DATASET ROWS —

* start *

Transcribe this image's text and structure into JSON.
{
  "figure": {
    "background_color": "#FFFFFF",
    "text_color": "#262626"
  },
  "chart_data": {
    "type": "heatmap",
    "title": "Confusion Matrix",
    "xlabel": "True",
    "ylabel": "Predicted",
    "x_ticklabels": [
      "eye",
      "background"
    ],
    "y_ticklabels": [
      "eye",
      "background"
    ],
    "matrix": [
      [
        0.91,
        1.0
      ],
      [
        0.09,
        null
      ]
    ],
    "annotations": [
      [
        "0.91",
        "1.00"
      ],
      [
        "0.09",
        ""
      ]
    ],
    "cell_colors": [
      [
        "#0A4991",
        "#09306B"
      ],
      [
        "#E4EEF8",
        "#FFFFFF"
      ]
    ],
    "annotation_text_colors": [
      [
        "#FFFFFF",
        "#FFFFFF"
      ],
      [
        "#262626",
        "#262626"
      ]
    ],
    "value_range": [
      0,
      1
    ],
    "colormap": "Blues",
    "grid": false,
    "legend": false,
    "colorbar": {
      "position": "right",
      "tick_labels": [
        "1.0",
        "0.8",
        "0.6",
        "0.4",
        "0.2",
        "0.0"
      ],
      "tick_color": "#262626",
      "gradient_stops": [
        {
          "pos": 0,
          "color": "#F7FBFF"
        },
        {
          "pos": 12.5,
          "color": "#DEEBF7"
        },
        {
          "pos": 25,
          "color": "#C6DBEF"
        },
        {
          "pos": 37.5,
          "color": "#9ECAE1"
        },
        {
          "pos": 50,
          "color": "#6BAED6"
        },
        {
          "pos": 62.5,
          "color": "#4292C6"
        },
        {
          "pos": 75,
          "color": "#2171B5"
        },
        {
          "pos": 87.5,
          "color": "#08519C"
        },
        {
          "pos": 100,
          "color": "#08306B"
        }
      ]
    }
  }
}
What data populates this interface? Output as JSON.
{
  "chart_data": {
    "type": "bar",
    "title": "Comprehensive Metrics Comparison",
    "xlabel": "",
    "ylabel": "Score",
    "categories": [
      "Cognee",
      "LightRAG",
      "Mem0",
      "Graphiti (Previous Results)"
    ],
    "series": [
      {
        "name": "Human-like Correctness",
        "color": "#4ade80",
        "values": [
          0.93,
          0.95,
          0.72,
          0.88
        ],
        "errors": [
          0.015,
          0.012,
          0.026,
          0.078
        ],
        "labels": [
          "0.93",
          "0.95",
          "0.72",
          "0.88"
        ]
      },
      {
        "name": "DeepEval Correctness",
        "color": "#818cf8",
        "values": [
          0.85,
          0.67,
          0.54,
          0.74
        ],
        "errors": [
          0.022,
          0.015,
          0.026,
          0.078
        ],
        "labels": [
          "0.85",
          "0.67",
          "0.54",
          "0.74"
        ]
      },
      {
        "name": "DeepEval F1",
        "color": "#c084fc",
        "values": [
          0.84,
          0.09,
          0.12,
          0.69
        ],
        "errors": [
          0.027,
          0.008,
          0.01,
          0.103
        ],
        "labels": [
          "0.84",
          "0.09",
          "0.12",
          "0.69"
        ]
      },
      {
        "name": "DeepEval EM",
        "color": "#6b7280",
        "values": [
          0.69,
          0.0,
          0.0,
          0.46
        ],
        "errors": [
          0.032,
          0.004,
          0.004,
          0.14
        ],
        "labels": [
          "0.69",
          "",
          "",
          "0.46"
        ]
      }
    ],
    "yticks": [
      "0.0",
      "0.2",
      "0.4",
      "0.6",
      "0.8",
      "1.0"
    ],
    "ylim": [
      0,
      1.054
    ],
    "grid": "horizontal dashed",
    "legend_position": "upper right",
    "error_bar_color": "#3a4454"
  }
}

* end *

TASK DIRECTIONS — Can you restate every record above word for word?

REPLY TO THE TASK —
Transcribe this image's text and structure into JSON.
{
  "figure": {
    "background_color": "#FFFFFF",
    "text_color": "#262626"
  },
  "chart_data": {
    "type": "heatmap",
    "title": "Confusion Matrix",
    "xlabel": "True",
    "ylabel": "Predicted",
    "x_ticklabels": [
      "eye",
      "background"
    ],
    "y_ticklabels": [
      "eye",
      "background"
    ],
    "matrix": [
      [
        0.91,
        1.0
      ],
      [
        0.09,
        null
      ]
    ],
    "annotations": [
      [
        "0.91",
        "1.00"
      ],
      [
        "0.09",
        ""
      ]
    ],
    "cell_colors": [
      [
        "#0A4991",
        "#09306B"
      ],
      [
        "#E4EEF8",
        "#FFFFFF"
      ]
    ],
    "annotation_text_colors": [
      [
        "#FFFFFF",
        "#FFFFFF"
      ],
      [
        "#262626",
        "#262626"
      ]
    ],
    "value_range": [
      0,
      1
    ],
    "colormap": "Blues",
    "grid": false,
    "legend": false,
    "colorbar": {
      "position": "right",
      "tick_labels": [
        "1.0",
        "0.8",
        "0.6",
        "0.4",
        "0.2",
        "0.0"
      ],
      "tick_color": "#262626",
      "gradient_stops": [
        {
          "pos": 0,
          "color": "#F7FBFF"
        },
        {
          "pos": 12.5,
          "color": "#DEEBF7"
        },
        {
          "pos": 25,
          "color": "#C6DBEF"
        },
        {
          "pos": 37.5,
          "color": "#9ECAE1"
        },
        {
          "pos": 50,
          "color": "#6BAED6"
        },
        {
          "pos": 62.5,
          "color": "#4292C6"
        },
        {
          "pos": 75,
          "color": "#2171B5"
        },
        {
          "pos": 87.5,
          "color": "#08519C"
        },
        {
          "pos": 100,
          "color": "#08306B"
        }
      ]
    }
  }
}
What data populates this interface? Output as JSON.
{
  "chart_data": {
    "type": "bar",
    "title": "Comprehensive Metrics Comparison",
    "xlabel": "",
    "ylabel": "Score",
    "categories": [
      "Cognee",
      "LightRAG",
      "Mem0",
      "Graphiti (Previous Results)"
    ],
    "series": [
      {
        "name": "Human-like Correctness",
        "color": "#4ade80",
        "values": [
          0.93,
          0.95,
          0.72,
          0.88
        ],
        "errors": [
          0.015,
          0.012,
          0.026,
          0.078
        ],
        "labels": [
          "0.93",
          "0.95",
          "0.72",
          "0.88"
        ]
      },
      {
        "name": "DeepEval Correctness",
        "color": "#818cf8",
        "values": [
          0.85,
          0.67,
          0.54,
          0.74
        ],
        "errors": [
          0.022,
          0.015,
          0.026,
          0.078
        ],
        "labels": [
          "0.85",
          "0.67",
          "0.54",
          "0.74"
        ]
      },
      {
        "name": "DeepEval F1",
        "color": "#c084fc",
        "values": [
          0.84,
          0.09,
          0.12,
          0.69
        ],
        "errors": [
          0.027,
          0.008,
          0.01,
          0.103
        ],
        "labels": [
          "0.84",
          "0.09",
          "0.12",
          "0.69"
        ]
      },
      {
        "name": "DeepEval EM",
        "color": "#6b7280",
        "values": [
          0.69,
          0.0,
          0.0,
          0.46
        ],
        "errors": [
          0.032,
          0.004,
          0.004,
          0.14
        ],
        "labels": [
          "0.69",
          "",
          "",
          "0.46"
        ]
      }
    ],
    "yticks": [
      "0.0",
      "0.2",
      "0.4",
      "0.6",
      "0.8",
      "1.0"
    ],
    "ylim": [
      0,
      1.054
    ],
    "grid": "horizontal dashed",
    "legend_position": "upper right",
    "error_bar_color": "#3a4454"
  }
}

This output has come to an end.